■ **Goal of the exercise**
Write out the material again word for word, dropping any images it holds.

########

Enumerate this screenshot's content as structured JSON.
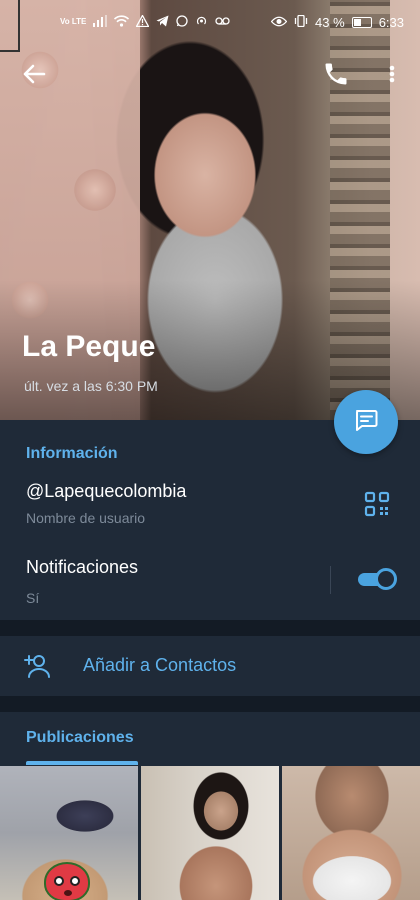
{
  "status_bar": {
    "network_label": "Vo LTE",
    "battery_percent": "43 %",
    "time": "6:33"
  },
  "profile": {
    "name": "La Peque",
    "last_seen": "últ. vez a las 6:30 PM"
  },
  "info": {
    "section_title": "Información",
    "username": "@Lapequecolombia",
    "username_label": "Nombre de usuario",
    "notifications_title": "Notificaciones",
    "notifications_value": "Sí",
    "notifications_enabled": true
  },
  "actions": {
    "add_contact_label": "Añadir a Contactos"
  },
  "posts": {
    "section_title": "Publicaciones"
  },
  "colors": {
    "accent": "#4aa3df",
    "section_title": "#5fb2ec",
    "background": "#1f2a38",
    "divider": "#131b25"
  },
  "icons": {
    "back": "arrow-left-icon",
    "call": "phone-icon",
    "more": "more-vertical-icon",
    "message": "message-icon",
    "qr": "qr-code-icon",
    "add_contact": "add-person-icon"
  }
}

########

■ **Answer to this problem**
Enumerate this screenshot's content as structured JSON.
{
  "status_bar": {
    "network_label": "Vo LTE",
    "battery_percent": "43 %",
    "time": "6:33"
  },
  "profile": {
    "name": "La Peque",
    "last_seen": "últ. vez a las 6:30 PM"
  },
  "info": {
    "section_title": "Información",
    "username": "@Lapequecolombia",
    "username_label": "Nombre de usuario",
    "notifications_title": "Notificaciones",
    "notifications_value": "Sí",
    "notifications_enabled": true
  },
  "actions": {
    "add_contact_label": "Añadir a Contactos"
  },
  "posts": {
    "section_title": "Publicaciones"
  },
  "colors": {
    "accent": "#4aa3df",
    "section_title": "#5fb2ec",
    "background": "#1f2a38",
    "divider": "#131b25"
  },
  "icons": {
    "back": "arrow-left-icon",
    "call": "phone-icon",
    "more": "more-vertical-icon",
    "message": "message-icon",
    "qr": "qr-code-icon",
    "add_contact": "add-person-icon"
  }
}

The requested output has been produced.